## AIM OF THE EXERCISE
Will you output the entries below exactly, skipping every image they contain?

(Stored data)
+--

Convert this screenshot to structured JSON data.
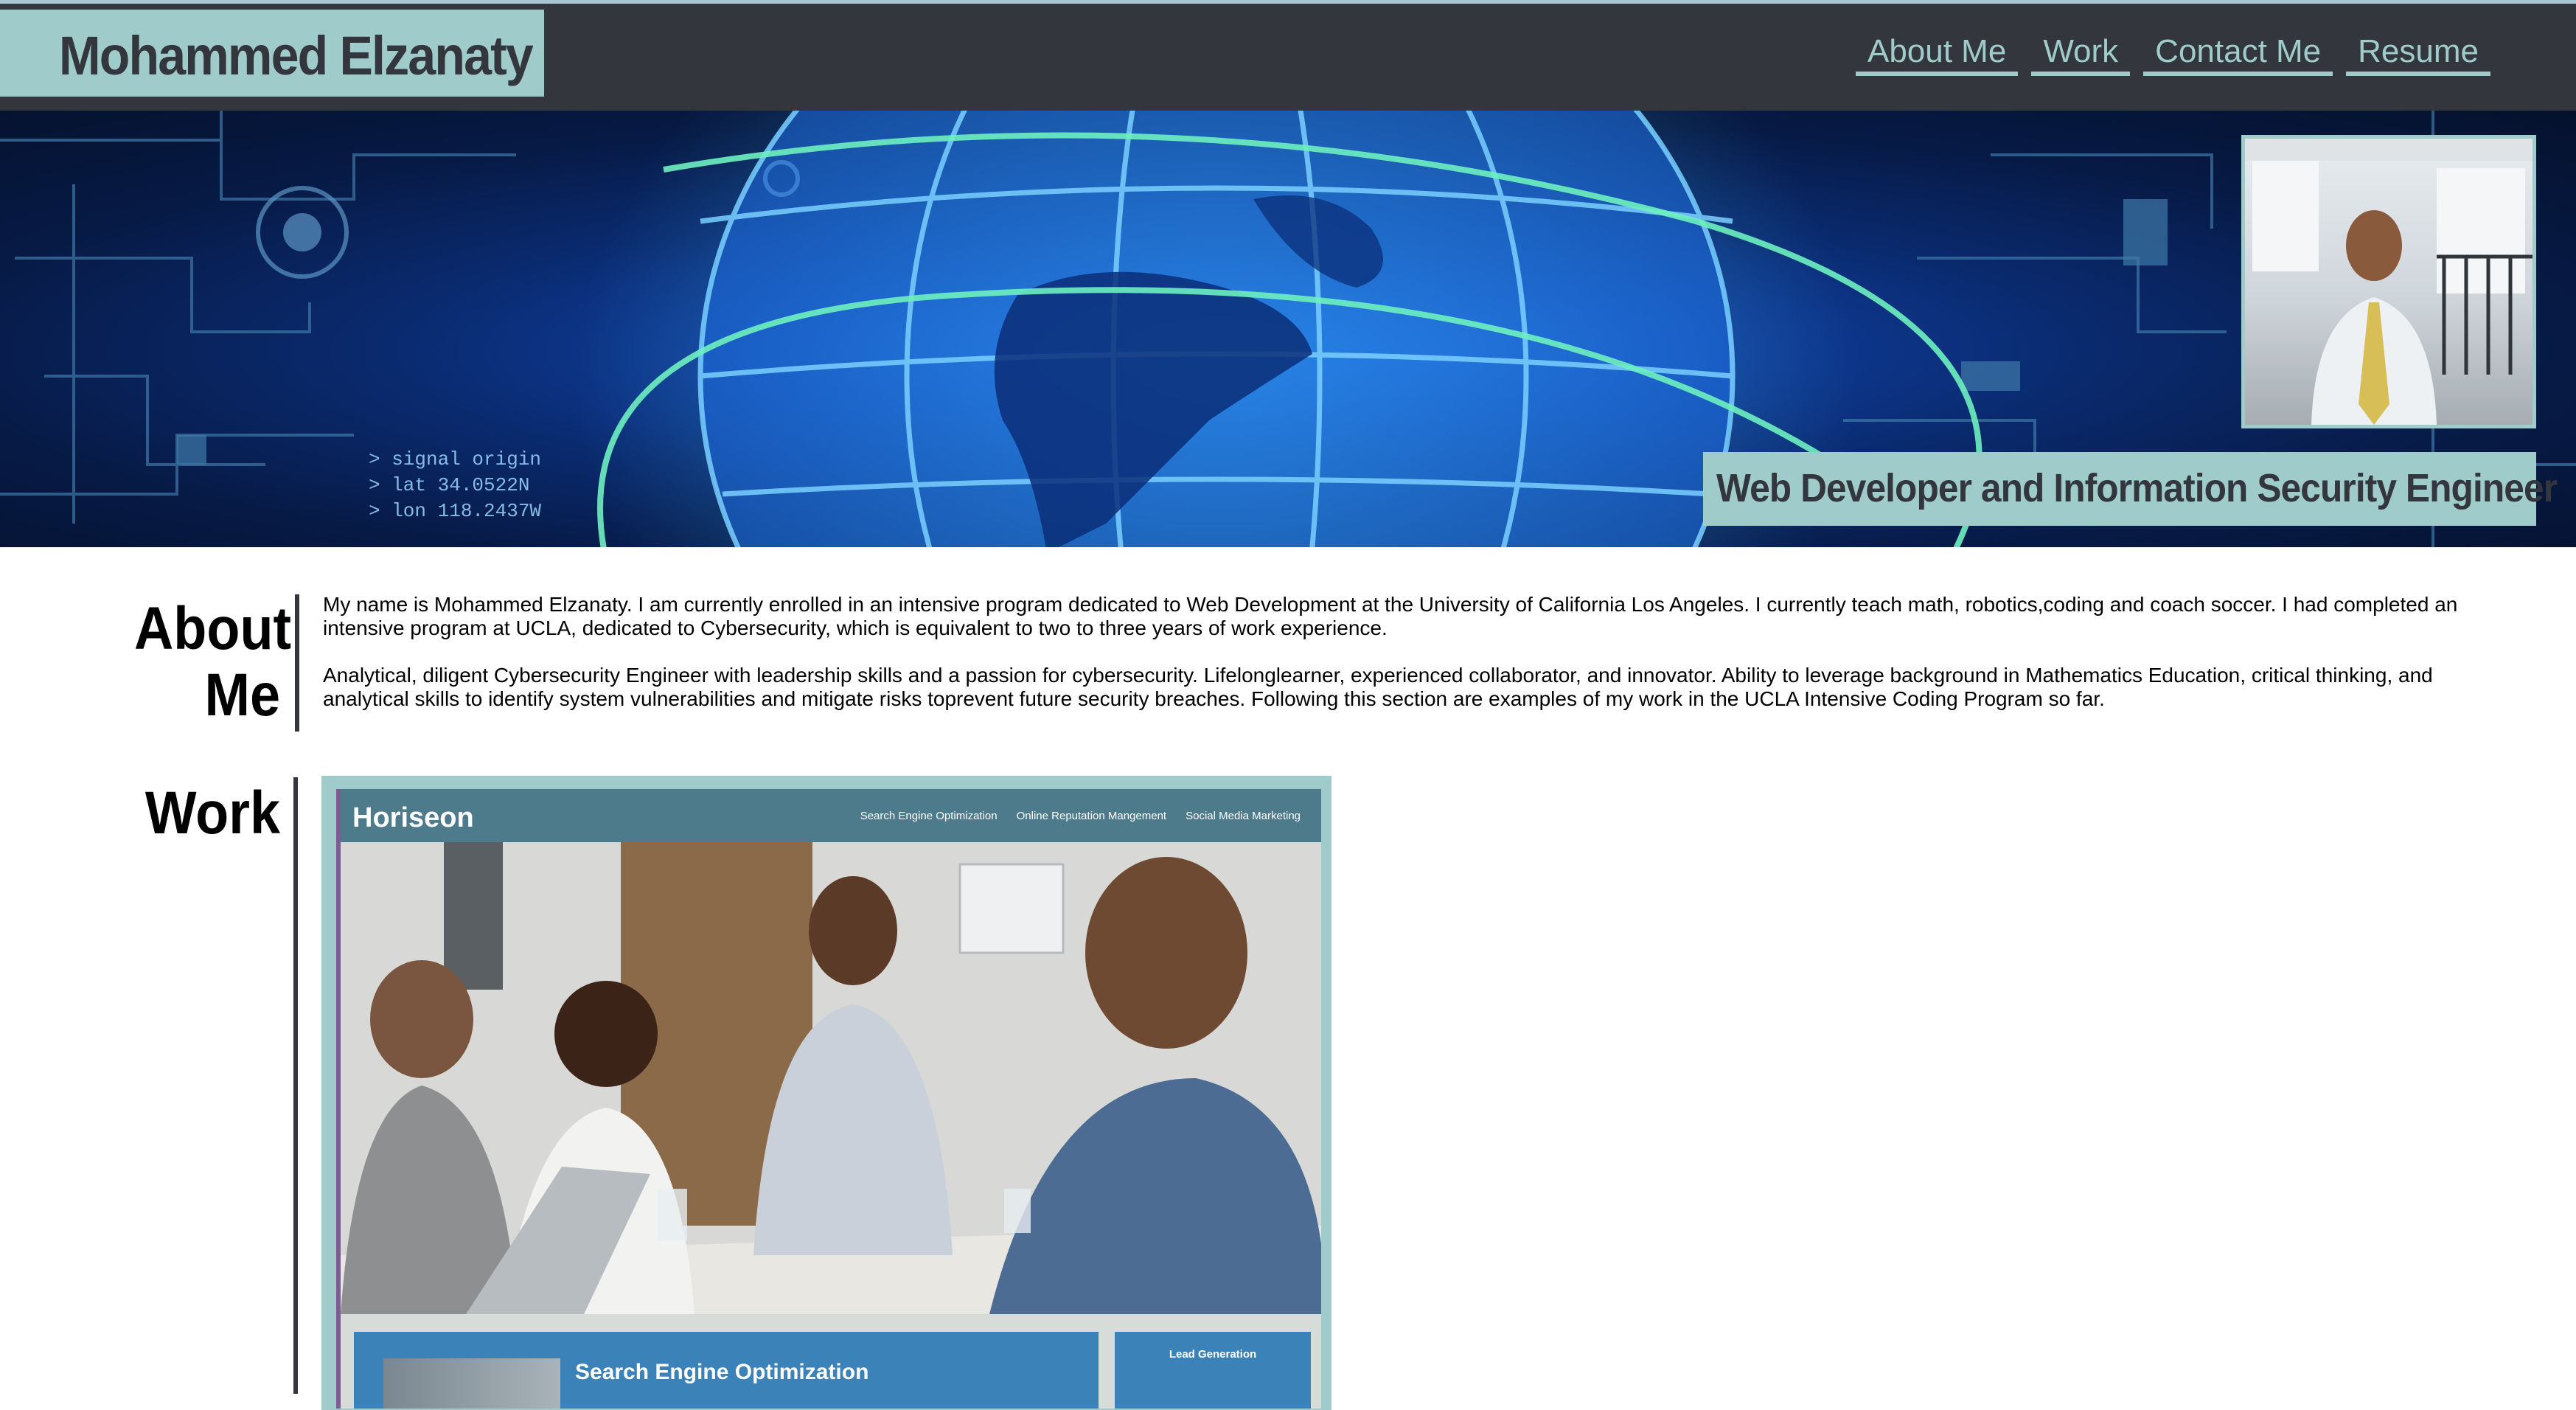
{
  "header": {
    "name": "Mohammed Elzanaty",
    "nav": [
      {
        "label": "About Me"
      },
      {
        "label": "Work"
      },
      {
        "label": "Contact Me"
      },
      {
        "label": "Resume"
      }
    ]
  },
  "hero": {
    "tagline": "Web Developer and Information Security Engineer",
    "hud_lines": [
      "> signal origin",
      "> lat 34.0522N",
      "> lon 118.2437W"
    ]
  },
  "about": {
    "title_line1": "About",
    "title_line2": "Me",
    "paragraphs": [
      "My name is Mohammed Elzanaty. I am currently enrolled in an intensive program dedicated to Web Development at the University of California Los Angeles. I currently teach math, robotics,coding and coach soccer. I had completed an intensive program at UCLA, dedicated to Cybersecurity, which is equivalent to two to three years of work experience.",
      "Analytical, diligent Cybersecurity Engineer with leadership skills and a passion for cybersecurity. Lifelonglearner, experienced collaborator, and innovator. Ability to leverage background in Mathematics Education, critical thinking, and analytical skills to identify system vulnerabilities and mitigate risks toprevent future security breaches. Following this section are examples of my work in the UCLA Intensive Coding Program so far."
    ]
  },
  "work": {
    "title": "Work",
    "project": {
      "brand": "Horiseon",
      "nav": [
        "Search Engine Optimization",
        "Online Reputation Mangement",
        "Social Media Marketing"
      ],
      "section_title": "Search Engine Optimization",
      "sidebar_title": "Lead Generation"
    }
  },
  "colors": {
    "header_bg": "#33363d",
    "accent": "#9fcccb",
    "text_dark": "#33363d"
  }
}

+--

## EXERCISE RESULT
Convert this screenshot to structured JSON data.
{
  "header": {
    "name": "Mohammed Elzanaty",
    "nav": [
      {
        "label": "About Me"
      },
      {
        "label": "Work"
      },
      {
        "label": "Contact Me"
      },
      {
        "label": "Resume"
      }
    ]
  },
  "hero": {
    "tagline": "Web Developer and Information Security Engineer",
    "hud_lines": [
      "> signal origin",
      "> lat 34.0522N",
      "> lon 118.2437W"
    ]
  },
  "about": {
    "title_line1": "About",
    "title_line2": "Me",
    "paragraphs": [
      "My name is Mohammed Elzanaty. I am currently enrolled in an intensive program dedicated to Web Development at the University of California Los Angeles. I currently teach math, robotics,coding and coach soccer. I had completed an intensive program at UCLA, dedicated to Cybersecurity, which is equivalent to two to three years of work experience.",
      "Analytical, diligent Cybersecurity Engineer with leadership skills and a passion for cybersecurity. Lifelonglearner, experienced collaborator, and innovator. Ability to leverage background in Mathematics Education, critical thinking, and analytical skills to identify system vulnerabilities and mitigate risks toprevent future security breaches. Following this section are examples of my work in the UCLA Intensive Coding Program so far."
    ]
  },
  "work": {
    "title": "Work",
    "project": {
      "brand": "Horiseon",
      "nav": [
        "Search Engine Optimization",
        "Online Reputation Mangement",
        "Social Media Marketing"
      ],
      "section_title": "Search Engine Optimization",
      "sidebar_title": "Lead Generation"
    }
  },
  "colors": {
    "header_bg": "#33363d",
    "accent": "#9fcccb",
    "text_dark": "#33363d"
  }
}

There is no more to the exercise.